**Extracted records:**
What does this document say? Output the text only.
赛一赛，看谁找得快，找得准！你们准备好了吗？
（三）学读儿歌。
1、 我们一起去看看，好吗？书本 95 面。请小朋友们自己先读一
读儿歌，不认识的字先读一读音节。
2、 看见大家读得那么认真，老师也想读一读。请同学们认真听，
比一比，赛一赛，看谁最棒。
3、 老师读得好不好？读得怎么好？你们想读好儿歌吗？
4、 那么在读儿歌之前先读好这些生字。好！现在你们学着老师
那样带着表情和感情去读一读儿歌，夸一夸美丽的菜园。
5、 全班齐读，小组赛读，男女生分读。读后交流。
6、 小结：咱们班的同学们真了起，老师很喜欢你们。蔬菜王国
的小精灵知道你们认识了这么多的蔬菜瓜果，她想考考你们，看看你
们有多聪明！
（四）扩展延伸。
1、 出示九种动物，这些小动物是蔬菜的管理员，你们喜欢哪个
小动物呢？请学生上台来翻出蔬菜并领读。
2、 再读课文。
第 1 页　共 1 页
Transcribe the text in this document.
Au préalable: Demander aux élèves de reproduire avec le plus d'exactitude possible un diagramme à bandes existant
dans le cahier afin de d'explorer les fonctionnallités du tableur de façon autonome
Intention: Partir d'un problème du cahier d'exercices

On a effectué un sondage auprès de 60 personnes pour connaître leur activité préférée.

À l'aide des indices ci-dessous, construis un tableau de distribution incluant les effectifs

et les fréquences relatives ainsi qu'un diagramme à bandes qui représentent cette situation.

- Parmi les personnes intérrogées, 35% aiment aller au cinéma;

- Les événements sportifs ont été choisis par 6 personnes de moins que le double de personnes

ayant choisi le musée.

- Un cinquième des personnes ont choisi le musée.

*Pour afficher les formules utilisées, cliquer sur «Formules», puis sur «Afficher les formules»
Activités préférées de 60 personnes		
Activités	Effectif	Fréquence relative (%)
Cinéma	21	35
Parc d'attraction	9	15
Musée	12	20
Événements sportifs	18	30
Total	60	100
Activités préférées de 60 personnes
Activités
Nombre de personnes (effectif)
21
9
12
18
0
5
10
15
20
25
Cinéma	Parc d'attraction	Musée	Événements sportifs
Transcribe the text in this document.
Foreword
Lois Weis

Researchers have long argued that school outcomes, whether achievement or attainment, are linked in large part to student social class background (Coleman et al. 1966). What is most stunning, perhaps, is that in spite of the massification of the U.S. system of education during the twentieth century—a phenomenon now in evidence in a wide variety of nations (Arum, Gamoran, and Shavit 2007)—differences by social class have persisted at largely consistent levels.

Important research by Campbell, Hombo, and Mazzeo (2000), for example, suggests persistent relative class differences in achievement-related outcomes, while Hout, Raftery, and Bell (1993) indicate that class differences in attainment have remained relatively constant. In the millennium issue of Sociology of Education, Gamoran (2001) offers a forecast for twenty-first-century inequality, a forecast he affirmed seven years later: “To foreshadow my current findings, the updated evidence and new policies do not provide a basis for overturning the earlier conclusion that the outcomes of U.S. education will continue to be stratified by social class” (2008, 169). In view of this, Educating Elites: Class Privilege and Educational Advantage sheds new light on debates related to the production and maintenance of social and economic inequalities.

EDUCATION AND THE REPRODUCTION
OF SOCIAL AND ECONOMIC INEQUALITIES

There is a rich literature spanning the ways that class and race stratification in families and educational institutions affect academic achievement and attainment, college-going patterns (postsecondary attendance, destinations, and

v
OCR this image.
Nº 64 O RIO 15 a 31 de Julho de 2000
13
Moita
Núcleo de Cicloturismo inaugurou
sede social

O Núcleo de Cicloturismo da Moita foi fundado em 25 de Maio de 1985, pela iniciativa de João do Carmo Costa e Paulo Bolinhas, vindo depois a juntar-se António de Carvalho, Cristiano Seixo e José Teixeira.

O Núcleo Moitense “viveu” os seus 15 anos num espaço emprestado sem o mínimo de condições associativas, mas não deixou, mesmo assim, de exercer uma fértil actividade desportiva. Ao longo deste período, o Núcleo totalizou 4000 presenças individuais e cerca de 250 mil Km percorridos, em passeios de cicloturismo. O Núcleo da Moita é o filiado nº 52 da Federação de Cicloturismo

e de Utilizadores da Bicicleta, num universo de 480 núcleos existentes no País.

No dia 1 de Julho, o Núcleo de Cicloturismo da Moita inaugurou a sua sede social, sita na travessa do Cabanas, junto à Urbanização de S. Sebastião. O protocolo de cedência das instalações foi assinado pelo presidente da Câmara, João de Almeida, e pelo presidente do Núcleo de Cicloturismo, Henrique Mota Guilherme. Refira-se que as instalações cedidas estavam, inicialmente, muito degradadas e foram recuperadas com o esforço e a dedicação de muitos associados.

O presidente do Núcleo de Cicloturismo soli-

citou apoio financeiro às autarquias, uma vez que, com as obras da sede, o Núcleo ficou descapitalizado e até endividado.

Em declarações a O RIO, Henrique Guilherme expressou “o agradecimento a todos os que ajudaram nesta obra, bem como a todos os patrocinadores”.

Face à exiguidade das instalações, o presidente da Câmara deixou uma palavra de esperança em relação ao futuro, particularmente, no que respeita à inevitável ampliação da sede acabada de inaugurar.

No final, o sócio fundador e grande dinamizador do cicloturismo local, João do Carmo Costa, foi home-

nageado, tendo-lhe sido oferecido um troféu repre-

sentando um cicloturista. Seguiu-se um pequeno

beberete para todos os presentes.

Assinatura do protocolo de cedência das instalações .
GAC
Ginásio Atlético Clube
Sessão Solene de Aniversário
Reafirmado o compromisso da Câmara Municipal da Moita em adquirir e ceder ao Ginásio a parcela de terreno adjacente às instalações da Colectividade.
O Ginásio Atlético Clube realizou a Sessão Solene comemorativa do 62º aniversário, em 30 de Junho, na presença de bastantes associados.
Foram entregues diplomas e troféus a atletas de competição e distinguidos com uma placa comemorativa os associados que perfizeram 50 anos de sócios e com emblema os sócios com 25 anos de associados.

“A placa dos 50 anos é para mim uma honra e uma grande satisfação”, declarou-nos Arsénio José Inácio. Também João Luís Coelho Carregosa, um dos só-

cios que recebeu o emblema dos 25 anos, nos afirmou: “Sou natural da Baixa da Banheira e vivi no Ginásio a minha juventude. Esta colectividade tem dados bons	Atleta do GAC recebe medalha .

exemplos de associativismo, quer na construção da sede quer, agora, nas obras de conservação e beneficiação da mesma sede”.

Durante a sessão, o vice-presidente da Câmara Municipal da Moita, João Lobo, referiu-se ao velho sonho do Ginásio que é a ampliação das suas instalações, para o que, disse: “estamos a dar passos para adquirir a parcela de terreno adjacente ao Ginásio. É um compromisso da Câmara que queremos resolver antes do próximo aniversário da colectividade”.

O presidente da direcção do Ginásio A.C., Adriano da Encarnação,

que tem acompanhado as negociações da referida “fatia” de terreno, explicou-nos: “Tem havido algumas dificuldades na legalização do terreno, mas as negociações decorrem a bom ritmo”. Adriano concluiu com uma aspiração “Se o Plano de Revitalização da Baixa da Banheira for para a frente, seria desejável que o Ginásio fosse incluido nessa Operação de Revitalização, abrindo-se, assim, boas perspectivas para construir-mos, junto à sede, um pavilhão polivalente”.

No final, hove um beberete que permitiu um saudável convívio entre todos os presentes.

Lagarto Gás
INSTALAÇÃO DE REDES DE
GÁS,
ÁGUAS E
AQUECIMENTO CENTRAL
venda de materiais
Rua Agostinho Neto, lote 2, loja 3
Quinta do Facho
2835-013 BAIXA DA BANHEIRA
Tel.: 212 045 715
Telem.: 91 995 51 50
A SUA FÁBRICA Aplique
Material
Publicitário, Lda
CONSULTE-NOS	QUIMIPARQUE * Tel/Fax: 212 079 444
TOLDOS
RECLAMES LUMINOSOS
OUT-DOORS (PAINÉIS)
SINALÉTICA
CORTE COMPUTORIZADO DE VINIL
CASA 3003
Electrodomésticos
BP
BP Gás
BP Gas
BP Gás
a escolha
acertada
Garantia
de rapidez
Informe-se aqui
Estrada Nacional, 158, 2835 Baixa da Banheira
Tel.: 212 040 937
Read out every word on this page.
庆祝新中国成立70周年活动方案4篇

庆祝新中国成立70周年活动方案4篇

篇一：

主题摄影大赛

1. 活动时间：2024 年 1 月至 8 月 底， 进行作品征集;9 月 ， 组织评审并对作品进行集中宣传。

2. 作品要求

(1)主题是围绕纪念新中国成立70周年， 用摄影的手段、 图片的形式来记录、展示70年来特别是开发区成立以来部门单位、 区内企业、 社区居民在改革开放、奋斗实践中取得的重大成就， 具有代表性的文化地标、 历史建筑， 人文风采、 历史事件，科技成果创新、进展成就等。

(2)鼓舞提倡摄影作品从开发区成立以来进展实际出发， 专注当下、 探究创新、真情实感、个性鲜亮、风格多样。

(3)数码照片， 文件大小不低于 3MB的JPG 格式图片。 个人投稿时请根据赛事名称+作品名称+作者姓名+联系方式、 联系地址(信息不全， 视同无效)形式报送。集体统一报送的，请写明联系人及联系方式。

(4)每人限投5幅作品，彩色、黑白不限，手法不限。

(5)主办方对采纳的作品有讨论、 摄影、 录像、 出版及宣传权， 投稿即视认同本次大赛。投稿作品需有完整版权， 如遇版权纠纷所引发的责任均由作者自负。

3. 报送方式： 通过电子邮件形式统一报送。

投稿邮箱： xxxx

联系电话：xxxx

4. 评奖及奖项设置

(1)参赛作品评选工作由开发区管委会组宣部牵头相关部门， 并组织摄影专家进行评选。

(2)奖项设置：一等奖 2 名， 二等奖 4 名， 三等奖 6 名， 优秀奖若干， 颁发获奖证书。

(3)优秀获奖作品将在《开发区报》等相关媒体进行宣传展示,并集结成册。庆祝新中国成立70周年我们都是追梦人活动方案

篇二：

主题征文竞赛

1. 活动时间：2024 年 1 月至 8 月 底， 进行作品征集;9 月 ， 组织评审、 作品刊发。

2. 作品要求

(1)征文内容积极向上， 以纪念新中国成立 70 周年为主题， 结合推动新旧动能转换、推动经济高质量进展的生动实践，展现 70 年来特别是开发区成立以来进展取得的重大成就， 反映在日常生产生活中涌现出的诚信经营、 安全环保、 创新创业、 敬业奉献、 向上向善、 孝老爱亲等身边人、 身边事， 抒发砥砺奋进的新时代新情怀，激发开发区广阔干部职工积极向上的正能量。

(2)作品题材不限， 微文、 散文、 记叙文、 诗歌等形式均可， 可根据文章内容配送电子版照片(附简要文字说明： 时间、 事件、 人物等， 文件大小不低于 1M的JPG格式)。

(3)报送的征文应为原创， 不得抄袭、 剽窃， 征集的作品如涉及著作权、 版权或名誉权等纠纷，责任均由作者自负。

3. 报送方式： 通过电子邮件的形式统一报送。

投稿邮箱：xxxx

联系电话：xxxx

**To be done:**
Considering only the records above, state the number of lines that include the word "grande", with nothing added.

**Problem solution:**
2